Dataset rows about figures:
◆ ◆ ◆ ◆

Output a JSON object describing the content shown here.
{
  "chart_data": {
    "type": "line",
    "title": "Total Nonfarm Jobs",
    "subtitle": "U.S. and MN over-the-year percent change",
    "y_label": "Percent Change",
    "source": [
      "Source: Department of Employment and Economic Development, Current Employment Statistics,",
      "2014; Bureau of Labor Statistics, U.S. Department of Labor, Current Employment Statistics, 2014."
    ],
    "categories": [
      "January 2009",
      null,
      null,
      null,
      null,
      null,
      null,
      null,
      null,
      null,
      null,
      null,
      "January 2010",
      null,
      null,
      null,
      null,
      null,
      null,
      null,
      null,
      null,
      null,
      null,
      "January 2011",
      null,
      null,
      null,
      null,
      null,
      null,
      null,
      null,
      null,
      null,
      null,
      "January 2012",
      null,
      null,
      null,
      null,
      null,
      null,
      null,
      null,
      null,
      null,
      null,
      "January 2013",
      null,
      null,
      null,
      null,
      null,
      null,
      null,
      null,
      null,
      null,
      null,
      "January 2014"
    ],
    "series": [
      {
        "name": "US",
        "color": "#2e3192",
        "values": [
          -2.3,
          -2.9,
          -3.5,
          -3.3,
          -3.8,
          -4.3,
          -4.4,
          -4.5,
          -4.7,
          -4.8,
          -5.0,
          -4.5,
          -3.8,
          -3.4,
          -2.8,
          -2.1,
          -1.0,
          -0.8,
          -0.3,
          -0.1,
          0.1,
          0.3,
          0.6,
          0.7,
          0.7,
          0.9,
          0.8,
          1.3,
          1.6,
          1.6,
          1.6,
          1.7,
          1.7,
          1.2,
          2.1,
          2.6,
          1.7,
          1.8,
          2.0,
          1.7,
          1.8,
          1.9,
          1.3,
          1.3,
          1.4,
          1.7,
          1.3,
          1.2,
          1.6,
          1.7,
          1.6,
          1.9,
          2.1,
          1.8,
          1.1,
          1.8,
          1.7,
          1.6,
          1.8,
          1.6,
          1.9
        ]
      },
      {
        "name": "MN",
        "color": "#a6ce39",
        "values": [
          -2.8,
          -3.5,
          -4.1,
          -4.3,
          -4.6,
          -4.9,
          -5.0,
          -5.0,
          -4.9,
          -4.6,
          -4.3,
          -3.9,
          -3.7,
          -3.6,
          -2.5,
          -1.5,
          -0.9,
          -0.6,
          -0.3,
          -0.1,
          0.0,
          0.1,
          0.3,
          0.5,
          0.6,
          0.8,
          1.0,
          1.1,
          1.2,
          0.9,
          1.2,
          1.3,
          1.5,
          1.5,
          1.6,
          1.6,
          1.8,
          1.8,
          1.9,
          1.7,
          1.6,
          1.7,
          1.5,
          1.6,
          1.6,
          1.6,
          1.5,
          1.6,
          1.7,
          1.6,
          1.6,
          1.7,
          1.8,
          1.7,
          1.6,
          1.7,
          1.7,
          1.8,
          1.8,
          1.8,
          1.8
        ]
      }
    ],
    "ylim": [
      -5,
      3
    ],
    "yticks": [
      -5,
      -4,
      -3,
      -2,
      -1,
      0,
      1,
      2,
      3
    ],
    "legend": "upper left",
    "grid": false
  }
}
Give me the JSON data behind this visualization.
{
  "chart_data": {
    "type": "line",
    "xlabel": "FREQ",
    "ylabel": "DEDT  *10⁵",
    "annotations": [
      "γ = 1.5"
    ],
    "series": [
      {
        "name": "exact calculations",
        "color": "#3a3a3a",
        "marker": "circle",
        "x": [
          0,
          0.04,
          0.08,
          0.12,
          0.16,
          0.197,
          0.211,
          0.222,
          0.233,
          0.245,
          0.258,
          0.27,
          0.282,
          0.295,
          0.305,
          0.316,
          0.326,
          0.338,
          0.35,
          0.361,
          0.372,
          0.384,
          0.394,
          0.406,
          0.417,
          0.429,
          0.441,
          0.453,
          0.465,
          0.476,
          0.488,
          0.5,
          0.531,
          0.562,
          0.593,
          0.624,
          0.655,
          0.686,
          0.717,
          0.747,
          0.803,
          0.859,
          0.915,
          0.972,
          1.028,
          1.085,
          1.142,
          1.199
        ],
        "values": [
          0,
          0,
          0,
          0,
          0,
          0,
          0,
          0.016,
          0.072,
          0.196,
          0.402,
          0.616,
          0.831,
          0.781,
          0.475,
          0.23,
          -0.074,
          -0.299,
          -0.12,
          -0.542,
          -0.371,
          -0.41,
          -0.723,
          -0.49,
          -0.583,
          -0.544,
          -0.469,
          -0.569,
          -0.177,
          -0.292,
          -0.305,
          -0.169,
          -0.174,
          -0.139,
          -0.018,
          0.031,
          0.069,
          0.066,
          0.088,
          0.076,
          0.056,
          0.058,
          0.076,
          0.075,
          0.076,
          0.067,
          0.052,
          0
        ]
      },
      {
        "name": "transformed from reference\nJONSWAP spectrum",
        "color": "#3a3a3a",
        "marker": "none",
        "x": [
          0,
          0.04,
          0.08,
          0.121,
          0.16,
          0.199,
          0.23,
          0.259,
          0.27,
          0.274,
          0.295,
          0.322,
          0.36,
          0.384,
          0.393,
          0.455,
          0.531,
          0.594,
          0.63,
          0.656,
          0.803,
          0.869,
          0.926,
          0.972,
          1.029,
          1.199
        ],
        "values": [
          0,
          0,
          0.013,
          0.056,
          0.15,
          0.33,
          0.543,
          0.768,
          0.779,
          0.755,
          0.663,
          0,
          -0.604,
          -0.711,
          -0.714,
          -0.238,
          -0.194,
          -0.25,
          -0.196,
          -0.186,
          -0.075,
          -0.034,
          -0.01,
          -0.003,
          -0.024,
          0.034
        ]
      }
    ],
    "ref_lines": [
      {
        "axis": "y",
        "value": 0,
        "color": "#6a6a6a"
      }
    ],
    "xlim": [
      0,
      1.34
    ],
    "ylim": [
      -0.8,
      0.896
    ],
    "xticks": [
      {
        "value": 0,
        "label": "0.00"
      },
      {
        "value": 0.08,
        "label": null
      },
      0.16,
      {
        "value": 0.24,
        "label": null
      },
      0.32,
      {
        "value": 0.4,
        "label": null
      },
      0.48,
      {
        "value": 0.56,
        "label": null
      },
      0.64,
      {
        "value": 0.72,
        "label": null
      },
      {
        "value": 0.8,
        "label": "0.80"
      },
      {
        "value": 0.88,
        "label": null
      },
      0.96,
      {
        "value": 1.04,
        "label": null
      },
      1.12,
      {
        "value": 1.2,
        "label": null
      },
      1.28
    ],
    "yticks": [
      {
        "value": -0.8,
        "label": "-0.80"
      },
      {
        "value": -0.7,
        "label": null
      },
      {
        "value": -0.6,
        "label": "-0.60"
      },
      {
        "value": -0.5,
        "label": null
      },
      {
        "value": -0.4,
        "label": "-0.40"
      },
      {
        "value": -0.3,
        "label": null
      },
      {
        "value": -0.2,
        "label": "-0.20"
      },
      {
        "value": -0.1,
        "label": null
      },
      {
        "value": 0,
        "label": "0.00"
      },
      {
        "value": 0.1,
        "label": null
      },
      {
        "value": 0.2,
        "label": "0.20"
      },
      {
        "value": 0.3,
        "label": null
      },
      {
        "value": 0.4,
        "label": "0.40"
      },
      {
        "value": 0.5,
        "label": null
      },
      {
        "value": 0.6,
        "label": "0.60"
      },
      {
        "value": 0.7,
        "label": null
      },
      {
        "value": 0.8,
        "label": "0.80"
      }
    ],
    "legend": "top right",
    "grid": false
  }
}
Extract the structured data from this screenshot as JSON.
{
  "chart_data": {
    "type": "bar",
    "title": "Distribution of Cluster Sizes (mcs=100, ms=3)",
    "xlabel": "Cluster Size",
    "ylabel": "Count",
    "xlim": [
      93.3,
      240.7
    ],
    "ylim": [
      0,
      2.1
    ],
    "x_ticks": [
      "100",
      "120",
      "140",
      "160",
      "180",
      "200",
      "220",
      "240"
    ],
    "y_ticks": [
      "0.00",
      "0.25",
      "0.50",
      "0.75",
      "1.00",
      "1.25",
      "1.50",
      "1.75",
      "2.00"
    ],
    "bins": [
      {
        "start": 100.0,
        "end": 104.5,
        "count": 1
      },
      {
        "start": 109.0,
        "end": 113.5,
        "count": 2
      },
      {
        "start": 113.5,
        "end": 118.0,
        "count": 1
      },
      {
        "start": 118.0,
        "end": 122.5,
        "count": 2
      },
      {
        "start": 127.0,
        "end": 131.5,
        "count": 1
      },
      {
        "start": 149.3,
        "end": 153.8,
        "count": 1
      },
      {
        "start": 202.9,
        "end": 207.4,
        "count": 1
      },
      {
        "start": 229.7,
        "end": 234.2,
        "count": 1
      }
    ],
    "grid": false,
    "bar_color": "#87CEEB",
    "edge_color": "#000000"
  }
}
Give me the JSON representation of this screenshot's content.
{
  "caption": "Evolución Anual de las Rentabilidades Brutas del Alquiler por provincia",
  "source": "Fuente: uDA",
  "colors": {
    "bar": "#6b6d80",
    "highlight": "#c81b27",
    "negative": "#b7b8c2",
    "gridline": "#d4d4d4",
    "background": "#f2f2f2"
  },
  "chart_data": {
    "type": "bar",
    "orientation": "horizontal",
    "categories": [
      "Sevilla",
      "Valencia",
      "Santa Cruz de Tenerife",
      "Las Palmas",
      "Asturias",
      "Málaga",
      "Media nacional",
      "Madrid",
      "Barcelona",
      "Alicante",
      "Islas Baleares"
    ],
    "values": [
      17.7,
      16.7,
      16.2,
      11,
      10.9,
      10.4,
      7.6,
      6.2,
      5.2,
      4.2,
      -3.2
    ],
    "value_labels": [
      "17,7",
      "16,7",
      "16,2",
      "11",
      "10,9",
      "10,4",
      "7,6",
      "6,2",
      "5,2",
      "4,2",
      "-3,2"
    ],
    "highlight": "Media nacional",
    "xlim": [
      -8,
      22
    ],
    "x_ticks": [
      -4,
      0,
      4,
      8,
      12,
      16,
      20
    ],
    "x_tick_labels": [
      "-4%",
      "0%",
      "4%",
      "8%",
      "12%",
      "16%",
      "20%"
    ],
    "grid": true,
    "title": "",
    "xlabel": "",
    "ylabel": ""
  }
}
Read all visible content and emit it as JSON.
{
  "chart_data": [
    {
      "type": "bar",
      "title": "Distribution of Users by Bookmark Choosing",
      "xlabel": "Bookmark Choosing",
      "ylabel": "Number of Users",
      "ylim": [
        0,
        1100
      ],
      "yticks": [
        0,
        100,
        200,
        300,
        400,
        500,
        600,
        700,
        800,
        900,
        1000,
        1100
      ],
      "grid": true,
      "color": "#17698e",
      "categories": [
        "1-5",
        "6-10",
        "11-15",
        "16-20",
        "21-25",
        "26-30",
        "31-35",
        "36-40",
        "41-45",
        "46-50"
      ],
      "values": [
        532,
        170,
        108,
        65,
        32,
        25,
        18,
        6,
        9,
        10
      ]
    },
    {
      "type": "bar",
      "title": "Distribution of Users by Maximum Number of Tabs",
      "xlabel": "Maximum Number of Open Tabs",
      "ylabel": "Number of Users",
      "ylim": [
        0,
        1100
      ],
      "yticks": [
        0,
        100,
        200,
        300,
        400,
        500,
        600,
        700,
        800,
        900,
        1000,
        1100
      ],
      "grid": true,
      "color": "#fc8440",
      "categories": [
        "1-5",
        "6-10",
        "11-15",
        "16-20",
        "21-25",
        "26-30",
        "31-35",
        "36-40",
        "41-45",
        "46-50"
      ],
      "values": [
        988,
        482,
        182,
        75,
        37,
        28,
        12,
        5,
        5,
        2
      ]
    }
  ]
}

◆ ◆ ◆ ◆

GOAL OF THE EXERCISE: Check each line of the entries above, and show every one holding the word "Statistics".

THE SOLUTION:
      "Source: Department of Employment and Economic Development, Current Employment Statistics,",
      "2014; Bureau of Labor Statistics, U.S. Department of Labor, Current Employment Statistics, 2014."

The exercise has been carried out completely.